## MATERIAL FOR THIS TASK
** Start **

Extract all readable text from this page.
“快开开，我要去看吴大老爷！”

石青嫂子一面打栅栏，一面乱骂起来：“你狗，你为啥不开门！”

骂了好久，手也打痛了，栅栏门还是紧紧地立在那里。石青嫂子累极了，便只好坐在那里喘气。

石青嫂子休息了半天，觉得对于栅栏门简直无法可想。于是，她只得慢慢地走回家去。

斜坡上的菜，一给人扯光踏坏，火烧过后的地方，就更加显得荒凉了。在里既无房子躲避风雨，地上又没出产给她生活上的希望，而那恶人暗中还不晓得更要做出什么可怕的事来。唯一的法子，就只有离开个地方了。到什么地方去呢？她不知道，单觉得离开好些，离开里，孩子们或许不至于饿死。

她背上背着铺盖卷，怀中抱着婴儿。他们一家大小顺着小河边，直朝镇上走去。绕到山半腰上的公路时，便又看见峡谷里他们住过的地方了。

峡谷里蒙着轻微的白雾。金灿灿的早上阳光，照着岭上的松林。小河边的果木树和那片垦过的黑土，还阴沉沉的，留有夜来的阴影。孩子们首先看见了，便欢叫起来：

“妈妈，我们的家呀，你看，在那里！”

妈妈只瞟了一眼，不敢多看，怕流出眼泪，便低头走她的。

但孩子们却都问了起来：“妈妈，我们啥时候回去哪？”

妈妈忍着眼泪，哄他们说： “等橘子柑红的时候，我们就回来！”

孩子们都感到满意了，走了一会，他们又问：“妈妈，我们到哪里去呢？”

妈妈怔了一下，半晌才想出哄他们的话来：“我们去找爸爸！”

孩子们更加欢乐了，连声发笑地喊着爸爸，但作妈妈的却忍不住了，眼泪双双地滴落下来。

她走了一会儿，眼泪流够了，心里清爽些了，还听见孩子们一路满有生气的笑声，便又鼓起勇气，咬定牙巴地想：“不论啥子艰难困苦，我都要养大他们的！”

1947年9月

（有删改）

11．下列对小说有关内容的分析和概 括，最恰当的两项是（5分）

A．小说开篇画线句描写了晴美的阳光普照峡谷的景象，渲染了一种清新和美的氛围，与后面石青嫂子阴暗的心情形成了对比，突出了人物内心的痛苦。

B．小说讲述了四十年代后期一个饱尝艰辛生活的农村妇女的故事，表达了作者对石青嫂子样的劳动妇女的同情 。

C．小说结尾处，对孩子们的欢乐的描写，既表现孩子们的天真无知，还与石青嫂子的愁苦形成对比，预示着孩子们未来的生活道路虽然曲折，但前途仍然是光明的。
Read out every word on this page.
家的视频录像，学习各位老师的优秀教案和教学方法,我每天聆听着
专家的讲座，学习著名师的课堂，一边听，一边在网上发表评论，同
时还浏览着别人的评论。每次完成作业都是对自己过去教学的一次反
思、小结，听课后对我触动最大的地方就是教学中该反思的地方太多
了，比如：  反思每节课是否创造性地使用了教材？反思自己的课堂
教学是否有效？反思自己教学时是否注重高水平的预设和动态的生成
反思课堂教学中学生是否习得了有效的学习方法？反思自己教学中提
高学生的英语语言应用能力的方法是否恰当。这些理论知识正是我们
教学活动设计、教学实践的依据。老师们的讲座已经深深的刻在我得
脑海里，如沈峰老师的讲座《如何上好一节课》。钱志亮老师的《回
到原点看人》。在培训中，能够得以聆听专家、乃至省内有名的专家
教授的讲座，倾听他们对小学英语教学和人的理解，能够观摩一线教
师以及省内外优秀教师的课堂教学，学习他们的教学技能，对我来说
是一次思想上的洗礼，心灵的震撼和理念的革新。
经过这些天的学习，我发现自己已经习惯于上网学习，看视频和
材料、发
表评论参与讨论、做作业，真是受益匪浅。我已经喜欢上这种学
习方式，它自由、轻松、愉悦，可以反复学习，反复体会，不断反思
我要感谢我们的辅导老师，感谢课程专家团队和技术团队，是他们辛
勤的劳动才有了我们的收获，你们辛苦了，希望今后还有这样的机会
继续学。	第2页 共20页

** End **

## INSTRUCTIONS TO FOLLOW
Reproduce the material exactly, with every line intact.

## OUTPUT BELOW
Extract all readable text from this page.
“快开开，我要去看吴大老爷！”

石青嫂子一面打栅栏，一面乱骂起来：“你狗，你为啥不开门！”

骂了好久，手也打痛了，栅栏门还是紧紧地立在那里。石青嫂子累极了，便只好坐在那里喘气。

石青嫂子休息了半天，觉得对于栅栏门简直无法可想。于是，她只得慢慢地走回家去。

斜坡上的菜，一给人扯光踏坏，火烧过后的地方，就更加显得荒凉了。在里既无房子躲避风雨，地上又没出产给她生活上的希望，而那恶人暗中还不晓得更要做出什么可怕的事来。唯一的法子，就只有离开个地方了。到什么地方去呢？她不知道，单觉得离开好些，离开里，孩子们或许不至于饿死。

她背上背着铺盖卷，怀中抱着婴儿。他们一家大小顺着小河边，直朝镇上走去。绕到山半腰上的公路时，便又看见峡谷里他们住过的地方了。

峡谷里蒙着轻微的白雾。金灿灿的早上阳光，照着岭上的松林。小河边的果木树和那片垦过的黑土，还阴沉沉的，留有夜来的阴影。孩子们首先看见了，便欢叫起来：

“妈妈，我们的家呀，你看，在那里！”

妈妈只瞟了一眼，不敢多看，怕流出眼泪，便低头走她的。

但孩子们却都问了起来：“妈妈，我们啥时候回去哪？”

妈妈忍着眼泪，哄他们说： “等橘子柑红的时候，我们就回来！”

孩子们都感到满意了，走了一会，他们又问：“妈妈，我们到哪里去呢？”

妈妈怔了一下，半晌才想出哄他们的话来：“我们去找爸爸！”

孩子们更加欢乐了，连声发笑地喊着爸爸，但作妈妈的却忍不住了，眼泪双双地滴落下来。

她走了一会儿，眼泪流够了，心里清爽些了，还听见孩子们一路满有生气的笑声，便又鼓起勇气，咬定牙巴地想：“不论啥子艰难困苦，我都要养大他们的！”

1947年9月

（有删改）

11．下列对小说有关内容的分析和概 括，最恰当的两项是（5分）

A．小说开篇画线句描写了晴美的阳光普照峡谷的景象，渲染了一种清新和美的氛围，与后面石青嫂子阴暗的心情形成了对比，突出了人物内心的痛苦。

B．小说讲述了四十年代后期一个饱尝艰辛生活的农村妇女的故事，表达了作者对石青嫂子样的劳动妇女的同情 。

C．小说结尾处，对孩子们的欢乐的描写，既表现孩子们的天真无知，还与石青嫂子的愁苦形成对比，预示着孩子们未来的生活道路虽然曲折，但前途仍然是光明的。
Read out every word on this page.
家的视频录像，学习各位老师的优秀教案和教学方法,我每天聆听着
专家的讲座，学习著名师的课堂，一边听，一边在网上发表评论，同
时还浏览着别人的评论。每次完成作业都是对自己过去教学的一次反
思、小结，听课后对我触动最大的地方就是教学中该反思的地方太多
了，比如：  反思每节课是否创造性地使用了教材？反思自己的课堂
教学是否有效？反思自己教学时是否注重高水平的预设和动态的生成
反思课堂教学中学生是否习得了有效的学习方法？反思自己教学中提
高学生的英语语言应用能力的方法是否恰当。这些理论知识正是我们
教学活动设计、教学实践的依据。老师们的讲座已经深深的刻在我得
脑海里，如沈峰老师的讲座《如何上好一节课》。钱志亮老师的《回
到原点看人》。在培训中，能够得以聆听专家、乃至省内有名的专家
教授的讲座，倾听他们对小学英语教学和人的理解，能够观摩一线教
师以及省内外优秀教师的课堂教学，学习他们的教学技能，对我来说
是一次思想上的洗礼，心灵的震撼和理念的革新。
经过这些天的学习，我发现自己已经习惯于上网学习，看视频和
材料、发
表评论参与讨论、做作业，真是受益匪浅。我已经喜欢上这种学
习方式，它自由、轻松、愉悦，可以反复学习，反复体会，不断反思
我要感谢我们的辅导老师，感谢课程专家团队和技术团队，是他们辛
勤的劳动才有了我们的收获，你们辛苦了，希望今后还有这样的机会
继续学。	第2页 共20页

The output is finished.